* What this task involves
Retype every entry exactly, character for character.

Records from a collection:
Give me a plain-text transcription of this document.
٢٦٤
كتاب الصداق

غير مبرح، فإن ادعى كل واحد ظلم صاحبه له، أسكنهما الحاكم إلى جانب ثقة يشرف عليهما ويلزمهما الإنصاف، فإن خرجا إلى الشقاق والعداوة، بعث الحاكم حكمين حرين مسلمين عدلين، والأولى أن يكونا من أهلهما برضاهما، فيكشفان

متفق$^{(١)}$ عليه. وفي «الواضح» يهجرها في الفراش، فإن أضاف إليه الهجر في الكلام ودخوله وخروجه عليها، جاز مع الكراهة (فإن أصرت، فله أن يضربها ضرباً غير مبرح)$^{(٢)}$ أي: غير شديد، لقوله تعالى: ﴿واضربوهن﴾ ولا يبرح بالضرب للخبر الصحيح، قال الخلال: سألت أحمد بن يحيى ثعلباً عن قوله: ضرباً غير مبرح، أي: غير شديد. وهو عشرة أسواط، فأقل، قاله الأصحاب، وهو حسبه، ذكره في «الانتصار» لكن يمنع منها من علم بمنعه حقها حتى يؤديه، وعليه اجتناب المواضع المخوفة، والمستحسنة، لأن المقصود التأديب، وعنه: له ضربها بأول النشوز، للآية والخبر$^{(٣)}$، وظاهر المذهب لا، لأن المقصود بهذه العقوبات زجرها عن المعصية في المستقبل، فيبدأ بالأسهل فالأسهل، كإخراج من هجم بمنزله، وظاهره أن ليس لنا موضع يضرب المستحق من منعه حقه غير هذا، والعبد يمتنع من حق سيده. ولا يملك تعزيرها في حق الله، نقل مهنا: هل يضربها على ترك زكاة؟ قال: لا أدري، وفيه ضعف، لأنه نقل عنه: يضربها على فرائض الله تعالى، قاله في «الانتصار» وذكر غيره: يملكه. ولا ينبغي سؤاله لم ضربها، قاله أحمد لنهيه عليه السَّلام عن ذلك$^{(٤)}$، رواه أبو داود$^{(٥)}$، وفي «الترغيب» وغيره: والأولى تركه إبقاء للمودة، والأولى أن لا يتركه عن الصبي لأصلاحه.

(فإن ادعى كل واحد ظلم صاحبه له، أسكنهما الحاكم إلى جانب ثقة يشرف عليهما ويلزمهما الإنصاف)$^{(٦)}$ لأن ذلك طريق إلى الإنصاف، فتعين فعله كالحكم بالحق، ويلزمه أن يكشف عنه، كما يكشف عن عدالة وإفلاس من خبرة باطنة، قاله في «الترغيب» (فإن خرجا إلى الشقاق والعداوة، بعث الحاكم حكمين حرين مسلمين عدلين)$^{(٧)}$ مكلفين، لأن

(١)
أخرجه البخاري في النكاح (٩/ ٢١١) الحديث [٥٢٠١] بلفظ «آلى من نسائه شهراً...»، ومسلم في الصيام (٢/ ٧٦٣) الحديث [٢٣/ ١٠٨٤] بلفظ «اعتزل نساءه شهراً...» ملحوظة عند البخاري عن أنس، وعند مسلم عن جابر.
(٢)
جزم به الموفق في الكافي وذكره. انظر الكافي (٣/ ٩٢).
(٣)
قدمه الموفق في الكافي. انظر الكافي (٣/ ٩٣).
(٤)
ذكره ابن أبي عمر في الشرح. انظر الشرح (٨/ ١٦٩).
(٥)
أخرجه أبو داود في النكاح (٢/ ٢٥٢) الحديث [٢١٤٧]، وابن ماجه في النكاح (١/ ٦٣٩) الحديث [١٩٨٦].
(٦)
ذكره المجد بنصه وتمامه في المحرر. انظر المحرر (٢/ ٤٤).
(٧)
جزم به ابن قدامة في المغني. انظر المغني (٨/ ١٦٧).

* Task output
Give me a plain-text transcription of this document.
٢٦٤
كتاب الصداق

غير مبرح، فإن ادعى كل واحد ظلم صاحبه له، أسكنهما الحاكم إلى جانب ثقة يشرف عليهما ويلزمهما الإنصاف، فإن خرجا إلى الشقاق والعداوة، بعث الحاكم حكمين حرين مسلمين عدلين، والأولى أن يكونا من أهلهما برضاهما، فيكشفان

متفق$^{(١)}$ عليه. وفي «الواضح» يهجرها في الفراش، فإن أضاف إليه الهجر في الكلام ودخوله وخروجه عليها، جاز مع الكراهة (فإن أصرت، فله أن يضربها ضرباً غير مبرح)$^{(٢)}$ أي: غير شديد، لقوله تعالى: ﴿واضربوهن﴾ ولا يبرح بالضرب للخبر الصحيح، قال الخلال: سألت أحمد بن يحيى ثعلباً عن قوله: ضرباً غير مبرح، أي: غير شديد. وهو عشرة أسواط، فأقل، قاله الأصحاب، وهو حسبه، ذكره في «الانتصار» لكن يمنع منها من علم بمنعه حقها حتى يؤديه، وعليه اجتناب المواضع المخوفة، والمستحسنة، لأن المقصود التأديب، وعنه: له ضربها بأول النشوز، للآية والخبر$^{(٣)}$، وظاهر المذهب لا، لأن المقصود بهذه العقوبات زجرها عن المعصية في المستقبل، فيبدأ بالأسهل فالأسهل، كإخراج من هجم بمنزله، وظاهره أن ليس لنا موضع يضرب المستحق من منعه حقه غير هذا، والعبد يمتنع من حق سيده. ولا يملك تعزيرها في حق الله، نقل مهنا: هل يضربها على ترك زكاة؟ قال: لا أدري، وفيه ضعف، لأنه نقل عنه: يضربها على فرائض الله تعالى، قاله في «الانتصار» وذكر غيره: يملكه. ولا ينبغي سؤاله لم ضربها، قاله أحمد لنهيه عليه السَّلام عن ذلك$^{(٤)}$، رواه أبو داود$^{(٥)}$، وفي «الترغيب» وغيره: والأولى تركه إبقاء للمودة، والأولى أن لا يتركه عن الصبي لأصلاحه.

(فإن ادعى كل واحد ظلم صاحبه له، أسكنهما الحاكم إلى جانب ثقة يشرف عليهما ويلزمهما الإنصاف)$^{(٦)}$ لأن ذلك طريق إلى الإنصاف، فتعين فعله كالحكم بالحق، ويلزمه أن يكشف عنه، كما يكشف عن عدالة وإفلاس من خبرة باطنة، قاله في «الترغيب» (فإن خرجا إلى الشقاق والعداوة، بعث الحاكم حكمين حرين مسلمين عدلين)$^{(٧)}$ مكلفين، لأن

(١)
أخرجه البخاري في النكاح (٩/ ٢١١) الحديث [٥٢٠١] بلفظ «آلى من نسائه شهراً...»، ومسلم في الصيام (٢/ ٧٦٣) الحديث [٢٣/ ١٠٨٤] بلفظ «اعتزل نساءه شهراً...» ملحوظة عند البخاري عن أنس، وعند مسلم عن جابر.
(٢)
جزم به الموفق في الكافي وذكره. انظر الكافي (٣/ ٩٢).
(٣)
قدمه الموفق في الكافي. انظر الكافي (٣/ ٩٣).
(٤)
ذكره ابن أبي عمر في الشرح. انظر الشرح (٨/ ١٦٩).
(٥)
أخرجه أبو داود في النكاح (٢/ ٢٥٢) الحديث [٢١٤٧]، وابن ماجه في النكاح (١/ ٦٣٩) الحديث [١٩٨٦].
(٦)
ذكره المجد بنصه وتمامه في المحرر. انظر المحرر (٢/ ٤٤).
(٧)
جزم به ابن قدامة في المغني. انظر المغني (٨/ ١٦٧).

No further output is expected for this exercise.